RECORDS FOR THE TASK →

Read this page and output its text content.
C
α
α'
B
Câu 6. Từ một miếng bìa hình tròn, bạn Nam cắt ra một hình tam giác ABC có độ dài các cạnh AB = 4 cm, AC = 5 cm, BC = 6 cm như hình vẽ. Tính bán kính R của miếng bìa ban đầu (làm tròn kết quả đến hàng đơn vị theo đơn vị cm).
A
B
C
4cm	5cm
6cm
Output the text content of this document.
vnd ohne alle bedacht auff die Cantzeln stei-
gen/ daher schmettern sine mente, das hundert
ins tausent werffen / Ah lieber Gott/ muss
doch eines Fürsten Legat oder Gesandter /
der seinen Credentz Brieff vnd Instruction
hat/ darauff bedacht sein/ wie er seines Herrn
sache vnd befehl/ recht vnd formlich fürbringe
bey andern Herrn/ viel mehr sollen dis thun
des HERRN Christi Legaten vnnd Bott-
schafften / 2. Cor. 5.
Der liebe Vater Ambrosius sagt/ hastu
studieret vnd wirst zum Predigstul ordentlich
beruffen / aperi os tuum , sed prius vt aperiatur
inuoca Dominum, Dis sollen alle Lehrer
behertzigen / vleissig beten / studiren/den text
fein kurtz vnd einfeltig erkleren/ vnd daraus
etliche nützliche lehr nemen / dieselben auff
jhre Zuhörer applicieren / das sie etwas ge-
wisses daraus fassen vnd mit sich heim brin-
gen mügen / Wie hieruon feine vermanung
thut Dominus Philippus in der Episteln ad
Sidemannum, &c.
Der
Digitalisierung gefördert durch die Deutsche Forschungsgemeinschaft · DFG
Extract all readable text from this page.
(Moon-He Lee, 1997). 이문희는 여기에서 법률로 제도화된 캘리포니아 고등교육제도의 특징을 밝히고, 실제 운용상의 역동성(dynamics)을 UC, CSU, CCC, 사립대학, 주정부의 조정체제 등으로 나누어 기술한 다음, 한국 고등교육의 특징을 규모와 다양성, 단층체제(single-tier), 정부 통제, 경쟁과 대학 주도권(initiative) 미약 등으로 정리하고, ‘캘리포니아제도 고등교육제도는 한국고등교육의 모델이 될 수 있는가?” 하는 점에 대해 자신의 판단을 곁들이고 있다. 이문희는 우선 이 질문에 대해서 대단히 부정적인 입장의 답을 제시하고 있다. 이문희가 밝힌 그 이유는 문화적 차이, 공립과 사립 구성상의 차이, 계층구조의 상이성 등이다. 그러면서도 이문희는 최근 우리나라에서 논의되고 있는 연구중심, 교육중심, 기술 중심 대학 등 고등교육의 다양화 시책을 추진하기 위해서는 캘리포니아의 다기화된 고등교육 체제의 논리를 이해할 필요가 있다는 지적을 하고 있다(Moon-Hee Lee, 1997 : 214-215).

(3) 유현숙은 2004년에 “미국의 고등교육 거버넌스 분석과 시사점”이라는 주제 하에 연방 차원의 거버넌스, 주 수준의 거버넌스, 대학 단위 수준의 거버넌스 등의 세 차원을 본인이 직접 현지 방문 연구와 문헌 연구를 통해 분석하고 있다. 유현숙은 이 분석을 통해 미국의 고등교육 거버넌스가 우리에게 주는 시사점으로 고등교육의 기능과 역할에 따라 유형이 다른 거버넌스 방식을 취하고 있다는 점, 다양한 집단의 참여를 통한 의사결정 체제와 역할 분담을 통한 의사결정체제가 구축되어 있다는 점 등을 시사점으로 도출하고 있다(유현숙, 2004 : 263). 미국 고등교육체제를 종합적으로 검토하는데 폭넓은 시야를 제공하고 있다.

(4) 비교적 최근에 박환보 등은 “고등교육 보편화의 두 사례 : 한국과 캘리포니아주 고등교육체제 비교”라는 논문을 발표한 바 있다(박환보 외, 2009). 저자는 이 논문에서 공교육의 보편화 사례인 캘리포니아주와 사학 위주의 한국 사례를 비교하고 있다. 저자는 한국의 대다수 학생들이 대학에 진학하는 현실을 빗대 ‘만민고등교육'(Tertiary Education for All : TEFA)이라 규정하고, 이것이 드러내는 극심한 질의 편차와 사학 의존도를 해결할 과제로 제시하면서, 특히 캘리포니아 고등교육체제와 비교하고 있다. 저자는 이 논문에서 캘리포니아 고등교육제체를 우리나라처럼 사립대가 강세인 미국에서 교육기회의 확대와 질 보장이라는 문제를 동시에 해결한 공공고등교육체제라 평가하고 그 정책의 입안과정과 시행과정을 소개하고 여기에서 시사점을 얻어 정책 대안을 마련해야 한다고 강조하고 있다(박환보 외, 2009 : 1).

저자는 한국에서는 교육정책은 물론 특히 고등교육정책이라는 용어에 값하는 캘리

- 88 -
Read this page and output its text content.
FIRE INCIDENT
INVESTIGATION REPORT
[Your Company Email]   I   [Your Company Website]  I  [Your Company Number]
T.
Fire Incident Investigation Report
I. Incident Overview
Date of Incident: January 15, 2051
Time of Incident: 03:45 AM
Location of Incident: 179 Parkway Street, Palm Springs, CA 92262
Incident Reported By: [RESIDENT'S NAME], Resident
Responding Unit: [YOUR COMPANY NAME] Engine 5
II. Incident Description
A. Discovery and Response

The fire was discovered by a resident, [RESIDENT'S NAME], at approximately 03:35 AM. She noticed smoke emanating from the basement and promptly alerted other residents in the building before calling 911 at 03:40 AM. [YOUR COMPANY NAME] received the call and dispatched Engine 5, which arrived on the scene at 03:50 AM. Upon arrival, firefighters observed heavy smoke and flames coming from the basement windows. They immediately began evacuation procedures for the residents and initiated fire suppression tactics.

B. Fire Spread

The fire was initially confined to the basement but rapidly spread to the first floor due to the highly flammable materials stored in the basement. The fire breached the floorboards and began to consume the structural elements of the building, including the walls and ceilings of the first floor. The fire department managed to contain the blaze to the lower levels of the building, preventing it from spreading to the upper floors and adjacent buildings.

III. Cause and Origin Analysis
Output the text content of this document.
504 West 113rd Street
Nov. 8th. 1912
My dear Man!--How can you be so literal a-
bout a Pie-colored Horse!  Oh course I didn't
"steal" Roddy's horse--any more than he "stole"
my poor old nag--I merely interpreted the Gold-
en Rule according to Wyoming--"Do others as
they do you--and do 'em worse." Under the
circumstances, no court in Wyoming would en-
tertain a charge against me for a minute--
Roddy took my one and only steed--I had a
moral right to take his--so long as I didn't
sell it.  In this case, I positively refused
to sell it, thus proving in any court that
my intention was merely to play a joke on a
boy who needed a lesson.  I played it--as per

GIVEN TASK → Repeat all the entries word for word.

WORKED SOLUTION →
Read this page and output its text content.
C
α
α'
B
Câu 6. Từ một miếng bìa hình tròn, bạn Nam cắt ra một hình tam giác ABC có độ dài các cạnh AB = 4 cm, AC = 5 cm, BC = 6 cm như hình vẽ. Tính bán kính R của miếng bìa ban đầu (làm tròn kết quả đến hàng đơn vị theo đơn vị cm).
A
B
C
4cm	5cm
6cm
Output the text content of this document.
vnd ohne alle bedacht auff die Cantzeln stei-
gen/ daher schmettern sine mente, das hundert
ins tausent werffen / Ah lieber Gott/ muss
doch eines Fürsten Legat oder Gesandter /
der seinen Credentz Brieff vnd Instruction
hat/ darauff bedacht sein/ wie er seines Herrn
sache vnd befehl/ recht vnd formlich fürbringe
bey andern Herrn/ viel mehr sollen dis thun
des HERRN Christi Legaten vnnd Bott-
schafften / 2. Cor. 5.
Der liebe Vater Ambrosius sagt/ hastu
studieret vnd wirst zum Predigstul ordentlich
beruffen / aperi os tuum , sed prius vt aperiatur
inuoca Dominum, Dis sollen alle Lehrer
behertzigen / vleissig beten / studiren/den text
fein kurtz vnd einfeltig erkleren/ vnd daraus
etliche nützliche lehr nemen / dieselben auff
jhre Zuhörer applicieren / das sie etwas ge-
wisses daraus fassen vnd mit sich heim brin-
gen mügen / Wie hieruon feine vermanung
thut Dominus Philippus in der Episteln ad
Sidemannum, &c.
Der
Digitalisierung gefördert durch die Deutsche Forschungsgemeinschaft · DFG
Extract all readable text from this page.
(Moon-He Lee, 1997). 이문희는 여기에서 법률로 제도화된 캘리포니아 고등교육제도의 특징을 밝히고, 실제 운용상의 역동성(dynamics)을 UC, CSU, CCC, 사립대학, 주정부의 조정체제 등으로 나누어 기술한 다음, 한국 고등교육의 특징을 규모와 다양성, 단층체제(single-tier), 정부 통제, 경쟁과 대학 주도권(initiative) 미약 등으로 정리하고, ‘캘리포니아제도 고등교육제도는 한국고등교육의 모델이 될 수 있는가?” 하는 점에 대해 자신의 판단을 곁들이고 있다. 이문희는 우선 이 질문에 대해서 대단히 부정적인 입장의 답을 제시하고 있다. 이문희가 밝힌 그 이유는 문화적 차이, 공립과 사립 구성상의 차이, 계층구조의 상이성 등이다. 그러면서도 이문희는 최근 우리나라에서 논의되고 있는 연구중심, 교육중심, 기술 중심 대학 등 고등교육의 다양화 시책을 추진하기 위해서는 캘리포니아의 다기화된 고등교육 체제의 논리를 이해할 필요가 있다는 지적을 하고 있다(Moon-Hee Lee, 1997 : 214-215).

(3) 유현숙은 2004년에 “미국의 고등교육 거버넌스 분석과 시사점”이라는 주제 하에 연방 차원의 거버넌스, 주 수준의 거버넌스, 대학 단위 수준의 거버넌스 등의 세 차원을 본인이 직접 현지 방문 연구와 문헌 연구를 통해 분석하고 있다. 유현숙은 이 분석을 통해 미국의 고등교육 거버넌스가 우리에게 주는 시사점으로 고등교육의 기능과 역할에 따라 유형이 다른 거버넌스 방식을 취하고 있다는 점, 다양한 집단의 참여를 통한 의사결정 체제와 역할 분담을 통한 의사결정체제가 구축되어 있다는 점 등을 시사점으로 도출하고 있다(유현숙, 2004 : 263). 미국 고등교육체제를 종합적으로 검토하는데 폭넓은 시야를 제공하고 있다.

(4) 비교적 최근에 박환보 등은 “고등교육 보편화의 두 사례 : 한국과 캘리포니아주 고등교육체제 비교”라는 논문을 발표한 바 있다(박환보 외, 2009). 저자는 이 논문에서 공교육의 보편화 사례인 캘리포니아주와 사학 위주의 한국 사례를 비교하고 있다. 저자는 한국의 대다수 학생들이 대학에 진학하는 현실을 빗대 ‘만민고등교육'(Tertiary Education for All : TEFA)이라 규정하고, 이것이 드러내는 극심한 질의 편차와 사학 의존도를 해결할 과제로 제시하면서, 특히 캘리포니아 고등교육체제와 비교하고 있다. 저자는 이 논문에서 캘리포니아 고등교육제체를 우리나라처럼 사립대가 강세인 미국에서 교육기회의 확대와 질 보장이라는 문제를 동시에 해결한 공공고등교육체제라 평가하고 그 정책의 입안과정과 시행과정을 소개하고 여기에서 시사점을 얻어 정책 대안을 마련해야 한다고 강조하고 있다(박환보 외, 2009 : 1).

저자는 한국에서는 교육정책은 물론 특히 고등교육정책이라는 용어에 값하는 캘리

- 88 -
Read this page and output its text content.
FIRE INCIDENT
INVESTIGATION REPORT
[Your Company Email]   I   [Your Company Website]  I  [Your Company Number]
T.
Fire Incident Investigation Report
I. Incident Overview
Date of Incident: January 15, 2051
Time of Incident: 03:45 AM
Location of Incident: 179 Parkway Street, Palm Springs, CA 92262
Incident Reported By: [RESIDENT'S NAME], Resident
Responding Unit: [YOUR COMPANY NAME] Engine 5
II. Incident Description
A. Discovery and Response

The fire was discovered by a resident, [RESIDENT'S NAME], at approximately 03:35 AM. She noticed smoke emanating from the basement and promptly alerted other residents in the building before calling 911 at 03:40 AM. [YOUR COMPANY NAME] received the call and dispatched Engine 5, which arrived on the scene at 03:50 AM. Upon arrival, firefighters observed heavy smoke and flames coming from the basement windows. They immediately began evacuation procedures for the residents and initiated fire suppression tactics.

B. Fire Spread

The fire was initially confined to the basement but rapidly spread to the first floor due to the highly flammable materials stored in the basement. The fire breached the floorboards and began to consume the structural elements of the building, including the walls and ceilings of the first floor. The fire department managed to contain the blaze to the lower levels of the building, preventing it from spreading to the upper floors and adjacent buildings.

III. Cause and Origin Analysis
Output the text content of this document.
504 West 113rd Street
Nov. 8th. 1912
My dear Man!--How can you be so literal a-
bout a Pie-colored Horse!  Oh course I didn't
"steal" Roddy's horse--any more than he "stole"
my poor old nag--I merely interpreted the Gold-
en Rule according to Wyoming--"Do others as
they do you--and do 'em worse." Under the
circumstances, no court in Wyoming would en-
tertain a charge against me for a minute--
Roddy took my one and only steed--I had a
moral right to take his--so long as I didn't
sell it.  In this case, I positively refused
to sell it, thus proving in any court that
my intention was merely to play a joke on a
boy who needed a lesson.  I played it--as per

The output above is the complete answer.